_STATED TASK_
Leave out the pictures and transcribe everything else exactly.

** START PROVIDED MATERIAL **

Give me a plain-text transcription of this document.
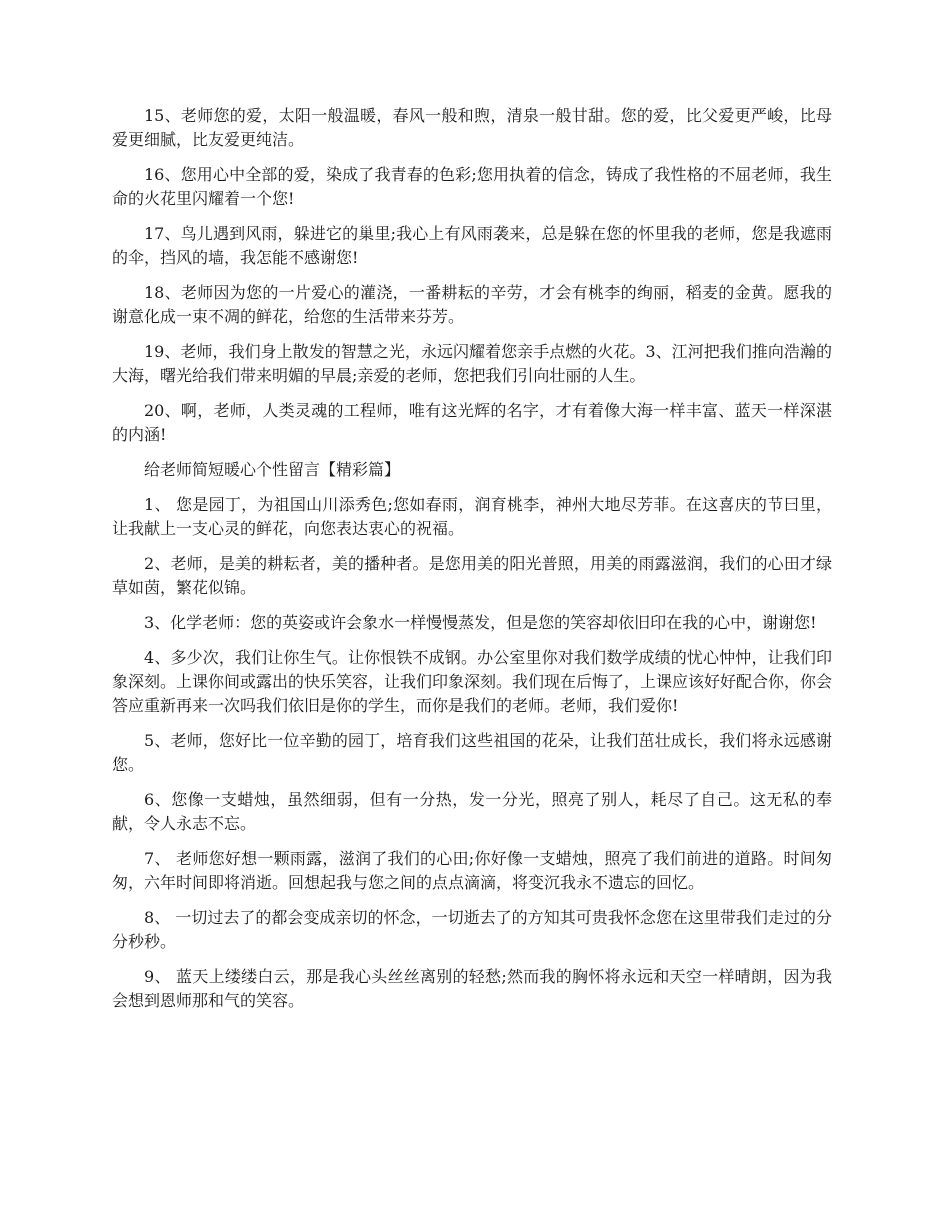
15、老师您的爱，太阳一般温暖，春风一般和煦，清泉一般甘甜。您的爱，比父爱更严峻，比母爱更细腻，比友爱更纯洁。

16、您用心中全部的爱，染成了我青春的色彩;您用执着的信念，铸成了我性格的不屈老师，我生命的火花里闪耀着一个您!

17、鸟儿遇到风雨，躲进它的巢里;我心上有风雨袭来，总是躲在您的怀里我的老师，您是我遮雨的伞，挡风的墙，我怎能不感谢您!

18、老师因为您的一片爱心的灌浇，一番耕耘的辛劳，才会有桃李的绚丽，稻麦的金黄。愿我的谢意化成一束不凋的鲜花，给您的生活带来芬芳。

19、老师，我们身上散发的智慧之光，永远闪耀着您亲手点燃的火花。3、江河把我们推向浩瀚的大海，曙光给我们带来明媚的早晨;亲爱的老师，您把我们引向壮丽的人生。

20、啊，老师，人类灵魂的工程师，唯有这光辉的名字，才有着像大海一样丰富、蓝天一样深湛的内涵!

给老师简短暖心个性留言【精彩篇】

1、 您是园丁，为祖国山川添秀色;您如春雨，润育桃李，神州大地尽芳菲。在这喜庆的节曰里，让我献上一支心灵的鲜花，向您表达衷心的祝福。

2、老师，是美的耕耘者，美的播种者。是您用美的阳光普照，用美的雨露滋润，我们的心田才绿草如茵，繁花似锦。

3、化学老师：您的英姿或许会象水一样慢慢蒸发，但是您的笑容却依旧印在我的心中，谢谢您!

4、多少次，我们让你生气。让你恨铁不成钢。办公室里你对我们数学成绩的忧心忡忡，让我们印象深刻。上课你间或露出的快乐笑容，让我们印象深刻。我们现在后悔了，上课应该好好配合你，你会答应重新再来一次吗我们依旧是你的学生，而你是我们的老师。老师，我们爱你!

5、老师，您好比一位辛勤的园丁，培育我们这些祖国的花朵，让我们茁壮成长，我们将永远感谢您。

6、您像一支蜡烛，虽然细弱，但有一分热，发一分光，照亮了别人，耗尽了自己。这无私的奉献，令人永志不忘。

7、 老师您好想一颗雨露，滋润了我们的心田;你好像一支蜡烛，照亮了我们前进的道路。时间匆匆，六年时间即将消逝。回想起我与您之间的点点滴滴，将变沉我永不遗忘的回忆。

8、 一切过去了的都会变成亲切的怀念，一切逝去了的方知其可贵我怀念您在这里带我们走过的分分秒秒。

9、 蓝天上缕缕白云，那是我心头丝丝离别的轻愁;然而我的胸怀将永远和天空一样晴朗，因为我会想到恩师那和气的笑容。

** END PROVIDED MATERIAL **

_RESULT_
Give me a plain-text transcription of this document.
15、老师您的爱，太阳一般温暖，春风一般和煦，清泉一般甘甜。您的爱，比父爱更严峻，比母爱更细腻，比友爱更纯洁。

16、您用心中全部的爱，染成了我青春的色彩;您用执着的信念，铸成了我性格的不屈老师，我生命的火花里闪耀着一个您!

17、鸟儿遇到风雨，躲进它的巢里;我心上有风雨袭来，总是躲在您的怀里我的老师，您是我遮雨的伞，挡风的墙，我怎能不感谢您!

18、老师因为您的一片爱心的灌浇，一番耕耘的辛劳，才会有桃李的绚丽，稻麦的金黄。愿我的谢意化成一束不凋的鲜花，给您的生活带来芬芳。

19、老师，我们身上散发的智慧之光，永远闪耀着您亲手点燃的火花。3、江河把我们推向浩瀚的大海，曙光给我们带来明媚的早晨;亲爱的老师，您把我们引向壮丽的人生。

20、啊，老师，人类灵魂的工程师，唯有这光辉的名字，才有着像大海一样丰富、蓝天一样深湛的内涵!

给老师简短暖心个性留言【精彩篇】

1、 您是园丁，为祖国山川添秀色;您如春雨，润育桃李，神州大地尽芳菲。在这喜庆的节曰里，让我献上一支心灵的鲜花，向您表达衷心的祝福。

2、老师，是美的耕耘者，美的播种者。是您用美的阳光普照，用美的雨露滋润，我们的心田才绿草如茵，繁花似锦。

3、化学老师：您的英姿或许会象水一样慢慢蒸发，但是您的笑容却依旧印在我的心中，谢谢您!

4、多少次，我们让你生气。让你恨铁不成钢。办公室里你对我们数学成绩的忧心忡忡，让我们印象深刻。上课你间或露出的快乐笑容，让我们印象深刻。我们现在后悔了，上课应该好好配合你，你会答应重新再来一次吗我们依旧是你的学生，而你是我们的老师。老师，我们爱你!

5、老师，您好比一位辛勤的园丁，培育我们这些祖国的花朵，让我们茁壮成长，我们将永远感谢您。

6、您像一支蜡烛，虽然细弱，但有一分热，发一分光，照亮了别人，耗尽了自己。这无私的奉献，令人永志不忘。

7、 老师您好想一颗雨露，滋润了我们的心田;你好像一支蜡烛，照亮了我们前进的道路。时间匆匆，六年时间即将消逝。回想起我与您之间的点点滴滴，将变沉我永不遗忘的回忆。

8、 一切过去了的都会变成亲切的怀念，一切逝去了的方知其可贵我怀念您在这里带我们走过的分分秒秒。

9、 蓝天上缕缕白云，那是我心头丝丝离别的轻愁;然而我的胸怀将永远和天空一样晴朗，因为我会想到恩师那和气的笑容。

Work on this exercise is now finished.